## [Stated goal]
Search the entries for the word "JSON" and pull out each line that has it.

## [Recorded data]

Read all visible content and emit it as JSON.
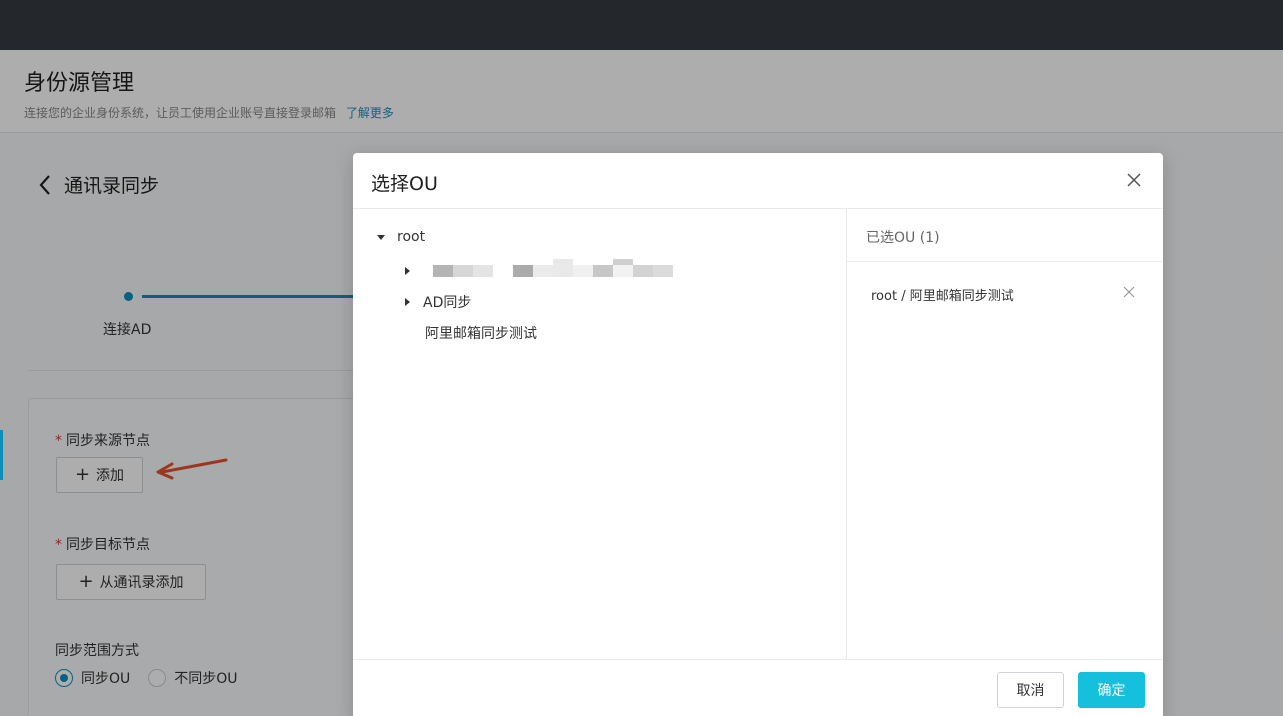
{
  "header": {
    "title": "身份源管理",
    "subtitle": "连接您的企业身份系统，让员工使用企业账号直接登录邮箱",
    "learn_more": "了解更多"
  },
  "page": {
    "back_title": "通讯录同步",
    "step_label": "连接AD"
  },
  "form": {
    "source_label": "同步来源节点",
    "add_button": "添加",
    "target_label": "同步目标节点",
    "add_from_contacts_button": "从通讯录添加",
    "range_label": "同步范围方式",
    "radio_sync_ou": "同步OU",
    "radio_no_sync_ou": "不同步OU",
    "required_mark": "*",
    "plus_glyph": "+"
  },
  "modal": {
    "title": "选择OU",
    "tree": {
      "root": "root",
      "children": [
        {
          "label": "AD同步",
          "expandable": true
        },
        {
          "label": "阿里邮箱同步测试",
          "expandable": false
        }
      ]
    },
    "selected": {
      "title": "已选OU (1)",
      "items": [
        "root / 阿里邮箱同步测试"
      ]
    },
    "cancel": "取消",
    "confirm": "确定"
  },
  "colors": {
    "accent": "#0b8fbe",
    "primary_button": "#14c0dc",
    "required": "#e0332f",
    "annotation_arrow": "#e8502e"
  }
}
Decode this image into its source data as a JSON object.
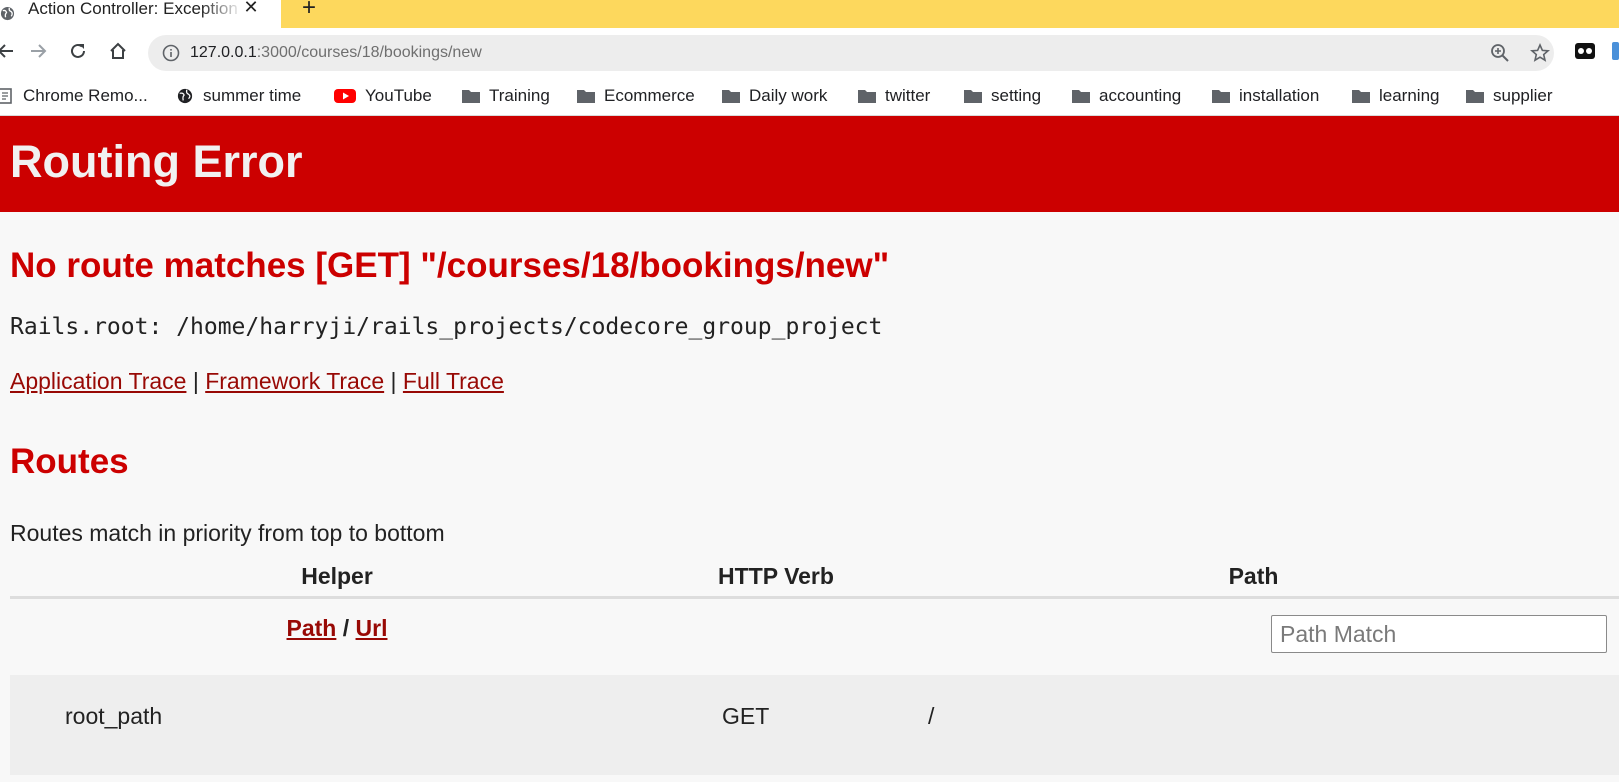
{
  "browser": {
    "tab_title": "Action Controller: Exception caught",
    "tab_close": "✕",
    "new_tab": "+",
    "url_host": "127.0.0.1",
    "url_rest": ":3000/courses/18/bookings/new"
  },
  "bookmarks": [
    {
      "label": "Chrome Remo...",
      "icon": "page-icon"
    },
    {
      "label": "summer time",
      "icon": "globe-icon"
    },
    {
      "label": "YouTube",
      "icon": "youtube-icon"
    },
    {
      "label": "Training",
      "icon": "folder-icon"
    },
    {
      "label": "Ecommerce",
      "icon": "folder-icon"
    },
    {
      "label": "Daily work",
      "icon": "folder-icon"
    },
    {
      "label": "twitter",
      "icon": "folder-icon"
    },
    {
      "label": "setting",
      "icon": "folder-icon"
    },
    {
      "label": "accounting",
      "icon": "folder-icon"
    },
    {
      "label": "installation",
      "icon": "folder-icon"
    },
    {
      "label": "learning",
      "icon": "folder-icon"
    },
    {
      "label": "supplier",
      "icon": "folder-icon"
    }
  ],
  "page": {
    "header_title": "Routing Error",
    "error_message": "No route matches [GET] \"/courses/18/bookings/new\"",
    "rails_root": "Rails.root: /home/harryji/rails_projects/codecore_group_project",
    "traces": {
      "application": "Application Trace",
      "framework": "Framework Trace",
      "full": "Full Trace",
      "separator": "|"
    },
    "routes_heading": "Routes",
    "routes_description": "Routes match in priority from top to bottom",
    "table": {
      "headers": {
        "helper": "Helper",
        "verb": "HTTP Verb",
        "path": "Path"
      },
      "filter": {
        "path_link": "Path",
        "separator": "/",
        "url_link": "Url",
        "path_match_placeholder": "Path Match"
      },
      "rows": [
        {
          "helper": "root_path",
          "verb": "GET",
          "path": "/"
        }
      ]
    }
  },
  "colors": {
    "header_bg": "#cc0000",
    "accent_red": "#cc0000",
    "link": "#980905",
    "tabstrip": "#fdd85d"
  }
}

## [Written answer]
Read all visible content and emit it as JSON.
Decode this image into its source data as a JSON object.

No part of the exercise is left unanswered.